> _EXERCISE BRIEF_
Return the lines beginning at the one that contains "Read out every word on this page." and running to the end of the records, exactly and with nothing else. Omit pictures.

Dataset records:
** start **
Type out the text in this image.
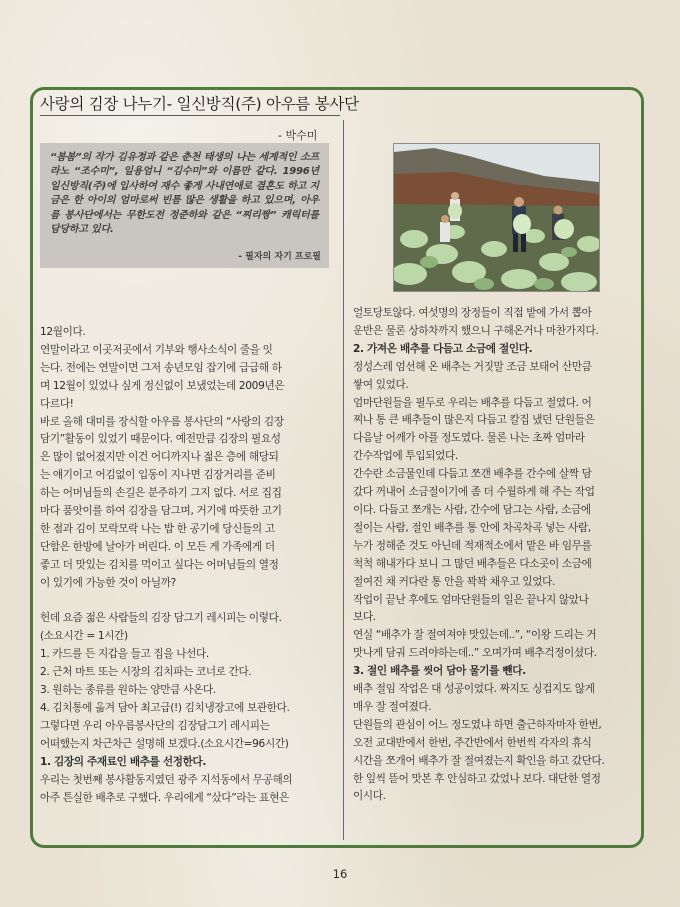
사랑의 김장 나누기- 일신방직(주) 아우름 봉사단
- 박수미

“봄봄”의 작가 김유정과 같은 춘천 태생의 나는 세계적인 소프라노 “조수미”, 일용엄니 “김수미”와 이름만 같다. 1996년 일신방직(주)에 입사하여 재수 좋게 사내연애로 결혼도 하고 지금은 한 아이의 엄마로써 빈틈 많은 생활을 하고 있으며, 아우름 봉사단에서는 무한도전 정준하와 같은 “찌리짱” 캐릭터를 담당하고 있다.

- 필자의 자기 프로필

12월이다.

연말이라고 이곳저곳에서 기부와 행사소식이 줄을 잇

는다. 전에는 연말이면 그저 송년모임 잡기에 급급해 하

며 12월이 있었나 싶게 정신없이 보냈었는데 2009년은

다르다!

바로 올해 대미를 장식할 아우름 봉사단의 “사랑의 김장

담기”활동이 있었기 때문이다. 예전만큼 김장의 필요성

은 많이 없어졌지만 이건 어디까지나 젊은 층에 해당되

는 얘기이고 어김없이 입동이 지나면 김장거리를 준비

하는 어머님들의 손길은 분주하기 그지 없다. 서로 집집

마다 품앗이를 하여 김장을 담그며, 거기에 따뜻한 고기

한 점과 김이 모락모락 나는 밥 한 공기에 당신들의 고

단함은 한방에 날아가 버린다. 이 모든 게 가족에게 더

좋고 더 맛있는 김치를 먹이고 싶다는 어머님들의 열정

이 있기에 가능한 것이 아닐까?

헌데 요즘 젊은 사람들의 김장 담그기 레시피는 이렇다.

(소요시간 = 1시간)

1. 카드를 든 지갑을 들고 집을 나선다.

2. 근처 마트 또는 시장의 김치파는 코너로 간다.

3. 원하는 종류를 원하는 양만큼 사온다.

4. 김치통에 옮겨 담아 최고급(!) 김치냉장고에 보관한다.

그렇다면 우리 아우름봉사단의 김장담그기 레시피는

어떠했는지 차근차근 설명해 보겠다.(소요시간=96시간)

1. 김장의 주재료인 배추를 선정한다.

우리는 첫번째 봉사활동지였던 광주 지석동에서 무공해의

아주 튼실한 배추로 구했다. 우리에게 “샀다”라는 표현은

얼토당토않다. 여섯명의 장정들이 직접 밭에 가서 뽑아

운반은 물론 상하차까지 했으니 구해온거나 마찬가지다.

2. 가져온 배추를 다듬고 소금에 절인다.

정성스레 엄선해 온 배추는 거짓말 조금 보태어 산만큼

쌓여 있었다.

엄마단원들을 필두로 우리는 배추를 다듬고 절였다. 어

찌나 통 큰 배추들이 많은지 다듬고 칼집 냈던 단원들은

다음날 어깨가 아플 정도였다. 물론 나는 초짜 엄마라

간수작업에 투입되었다.

간수란 소금물인데 다듬고 쪼갠 배추를 간수에 살짝 담

갔다 꺼내어 소금절이기에 좀 더 수월하게 해 주는 작업

이다. 다듬고 쪼개는 사람, 간수에 담그는 사람, 소금에

절이는 사람, 절인 배추를 통 안에 차곡차곡 넣는 사람,

누가 정해준 것도 아닌데 적재적소에서 맡은 바 임무를

척척 해내가다 보니 그 많던 배추들은 다소곳이 소금에

절여진 채 커다란 통 안을 꽉꽉 채우고 있었다.

작업이 끝난 후에도 엄마단원들의 일은 끝나지 않았나

보다.

연실 “배추가 잘 절여져야 맛있는데..”, “이왕 드리는 거

맛나게 담궈 드려야하는데..” 오며가며 배추걱정이셨다.

3. 절인 배추를 씻어 담아 물기를 뺀다.

배추 절임 작업은 대 성공이었다. 짜지도 싱겁지도 않게

매우 잘 절여졌다.

단원들의 관심이 어느 정도였냐 하면 출근하자마자 한번,

오전 교대반에서 한번, 주간반에서 한번씩 각자의 휴식

시간을 쪼개어 배추가 잘 절여졌는지 확인을 하고 갔단다.

한 잎씩 뜯어 맛본 후 안심하고 갔었나 보다. 대단한 열정

이시다.

16
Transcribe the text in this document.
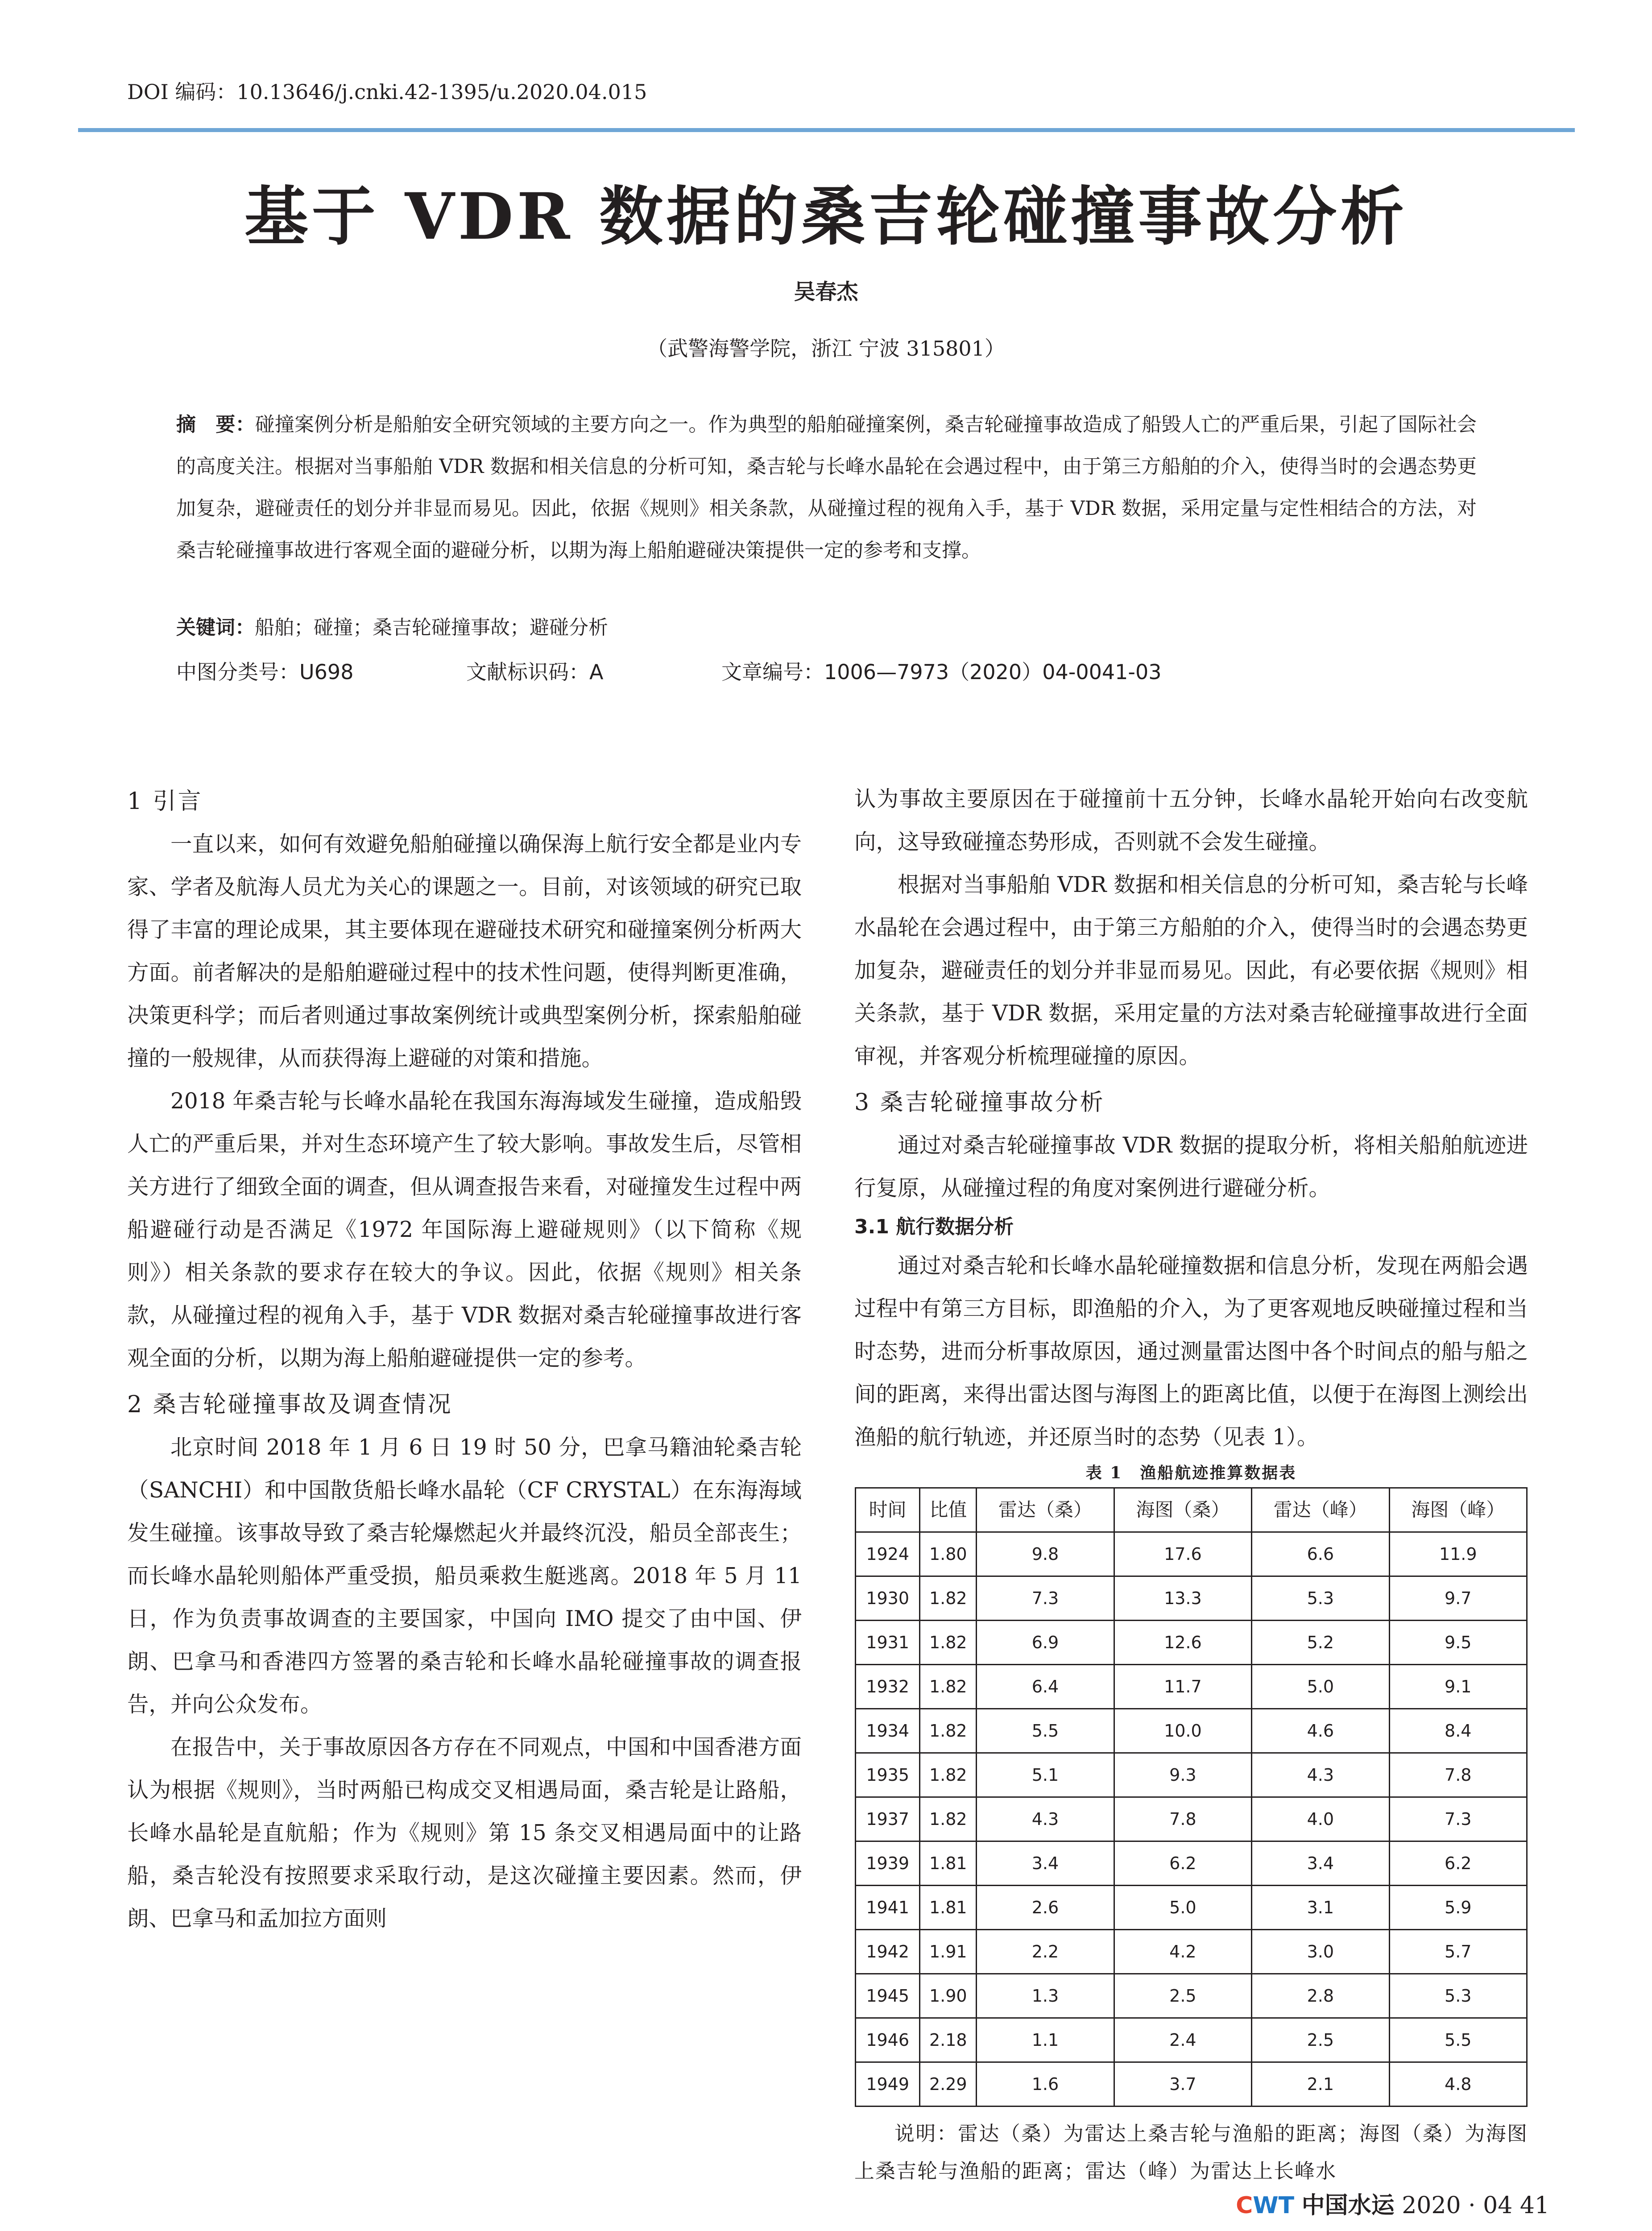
DOI 编码：10.13646/j.cnki.42-1395/u.2020.04.015
基于 VDR 数据的桑吉轮碰撞事故分析
吴春杰
（武警海警学院，浙江 宁波 315801）
摘　要：碰撞案例分析是船舶安全研究领域的主要方向之一。作为典型的船舶碰撞案例，桑吉轮碰撞事故造成了船毁人亡的严重后果，引起了国际社会的高度关注。根据对当事船舶 VDR 数据和相关信息的分析可知，桑吉轮与长峰水晶轮在会遇过程中，由于第三方船舶的介入，使得当时的会遇态势更加复杂，避碰责任的划分并非显而易见。因此，依据《规则》相关条款，从碰撞过程的视角入手，基于 VDR 数据，采用定量与定性相结合的方法，对桑吉轮碰撞事故进行客观全面的避碰分析，以期为海上船舶避碰决策提供一定的参考和支撑。
关键词：船舶；碰撞；桑吉轮碰撞事故；避碰分析
中图分类号：U698	文献标识码：A	文章编号：1006—7973（2020）04-0041-03
1 引言

一直以来，如何有效避免船舶碰撞以确保海上航行安全都是业内专家、学者及航海人员尤为关心的课题之一。目前，对该领域的研究已取得了丰富的理论成果，其主要体现在避碰技术研究和碰撞案例分析两大方面。前者解决的是船舶避碰过程中的技术性问题，使得判断更准确，决策更科学；而后者则通过事故案例统计或典型案例分析，探索船舶碰撞的一般规律，从而获得海上避碰的对策和措施。

2018 年桑吉轮与长峰水晶轮在我国东海海域发生碰撞，造成船毁人亡的严重后果，并对生态环境产生了较大影响。事故发生后，尽管相关方进行了细致全面的调查，但从调查报告来看，对碰撞发生过程中两船避碰行动是否满足《1972 年国际海上避碰规则》（以下简称《规则》）相关条款的要求存在较大的争议。因此，依据《规则》相关条款，从碰撞过程的视角入手，基于 VDR 数据对桑吉轮碰撞事故进行客观全面的分析，以期为海上船舶避碰提供一定的参考。

2 桑吉轮碰撞事故及调查情况

北京时间 2018 年 1 月 6 日 19 时 50 分，巴拿马籍油轮桑吉轮（SANCHI）和中国散货船长峰水晶轮（CF CRYSTAL）在东海海域发生碰撞。该事故导致了桑吉轮爆燃起火并最终沉没，船员全部丧生；而长峰水晶轮则船体严重受损，船员乘救生艇逃离。2018 年 5 月 11 日，作为负责事故调查的主要国家，中国向 IMO 提交了由中国、伊朗、巴拿马和香港四方签署的桑吉轮和长峰水晶轮碰撞事故的调查报告，并向公众发布。

在报告中，关于事故原因各方存在不同观点，中国和中国香港方面认为根据《规则》，当时两船已构成交叉相遇局面，桑吉轮是让路船，长峰水晶轮是直航船；作为《规则》第 15 条交叉相遇局面中的让路船，桑吉轮没有按照要求采取行动，是这次碰撞主要因素。然而，伊朗、巴拿马和孟加拉方面则

认为事故主要原因在于碰撞前十五分钟，长峰水晶轮开始向右改变航向，这导致碰撞态势形成，否则就不会发生碰撞。

根据对当事船舶 VDR 数据和相关信息的分析可知，桑吉轮与长峰水晶轮在会遇过程中，由于第三方船舶的介入，使得当时的会遇态势更加复杂，避碰责任的划分并非显而易见。因此，有必要依据《规则》相关条款，基于 VDR 数据，采用定量的方法对桑吉轮碰撞事故进行全面审视，并客观分析梳理碰撞的原因。

3 桑吉轮碰撞事故分析

通过对桑吉轮碰撞事故 VDR 数据的提取分析，将相关船舶航迹进行复原，从碰撞过程的角度对案例进行避碰分析。

3.1 航行数据分析

通过对桑吉轮和长峰水晶轮碰撞数据和信息分析，发现在两船会遇过程中有第三方目标，即渔船的介入，为了更客观地反映碰撞过程和当时态势，进而分析事故原因，通过测量雷达图中各个时间点的船与船之间的距离，来得出雷达图与海图上的距离比值，以便于在海图上测绘出渔船的航行轨迹，并还原当时的态势（见表 1）。

表 1　渔船航迹推算数据表
时间	比值	雷达（桑）	海图（桑）	雷达（峰）	海图（峰）
1924	1.80	9.8	17.6	6.6	11.9
1930	1.82	7.3	13.3	5.3	9.7
1931	1.82	6.9	12.6	5.2	9.5
1932	1.82	6.4	11.7	5.0	9.1
1934	1.82	5.5	10.0	4.6	8.4
1935	1.82	5.1	9.3	4.3	7.8
1937	1.82	4.3	7.8	4.0	7.3
1939	1.81	3.4	6.2	3.4	6.2
1941	1.81	2.6	5.0	3.1	5.9
1942	1.91	2.2	4.2	3.0	5.7
1945	1.90	1.3	2.5	2.8	5.3
1946	2.18	1.1	2.4	2.5	5.5
1949	2.29	1.6	3.7	2.1	4.8
说明：雷达（桑）为雷达上桑吉轮与渔船的距离；海图（桑）为海图上桑吉轮与渔船的距离；雷达（峰）为雷达上长峰水
CWT 中国水运 2020 · 04 41
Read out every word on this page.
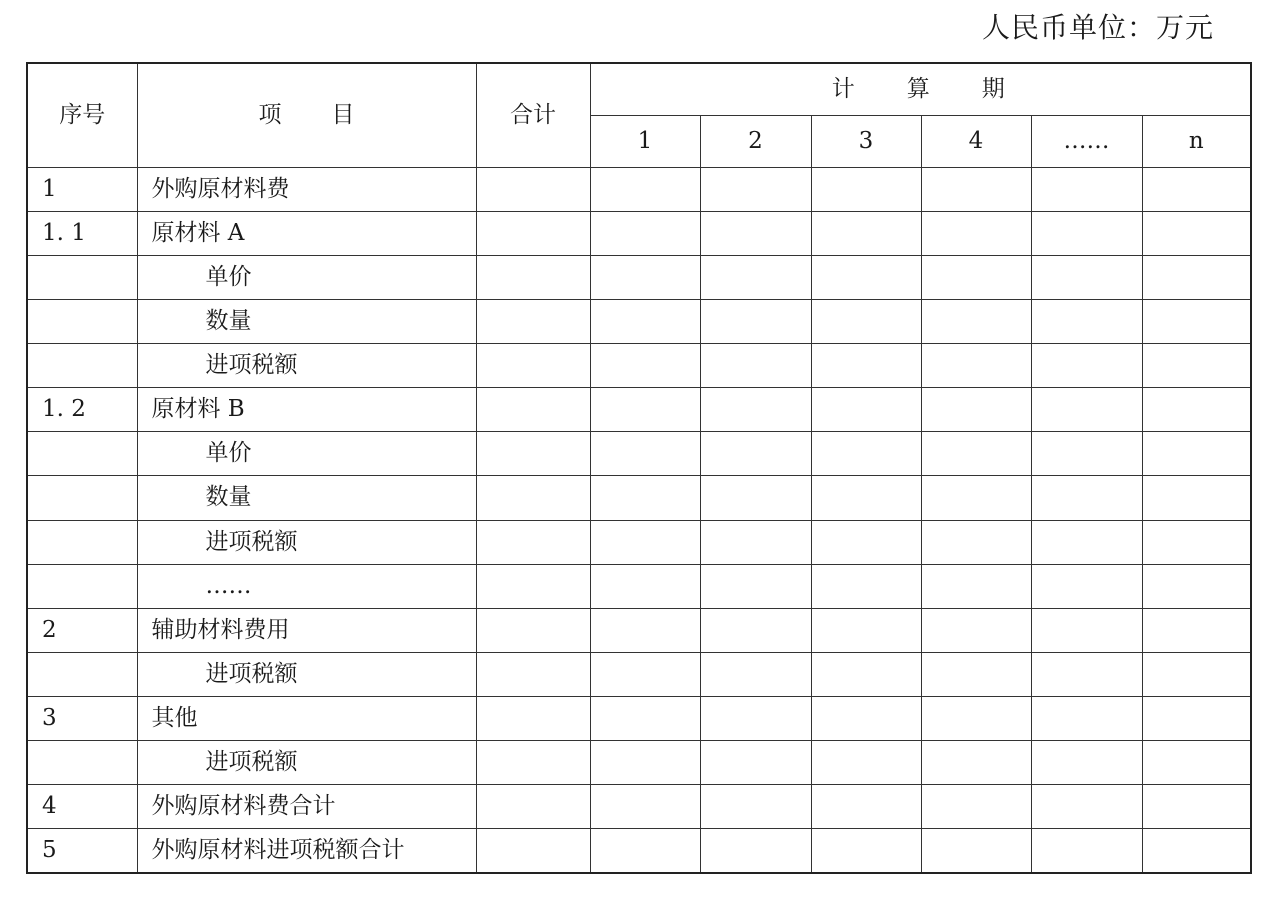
人民币单位：万元
序号	项 目	合计	计 算 期					
			1	2	3	4	……	n
1	外购原材料费							
1. 1	原材料 A							
	单价							
	数量							
	进项税额							
1. 2	原材料 B							
	单价							
	数量							
	进项税额							
	……							
2	辅助材料费用							
	进项税额							
3	其他							
	进项税额							
4	外购原材料费合计							
5	外购原材料进项税额合计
** end **
> _TASK RESPONSE_
Read out every word on this page.
人民币单位：万元
序号	项 目	合计	计 算 期					
			1	2	3	4	……	n
1	外购原材料费							
1. 1	原材料 A							
	单价							
	数量							
	进项税额							
1. 2	原材料 B							
	单价							
	数量							
	进项税额							
	……							
2	辅助材料费用							
	进项税额							
3	其他							
	进项税额							
4	外购原材料费合计							
5	外购原材料进项税额合计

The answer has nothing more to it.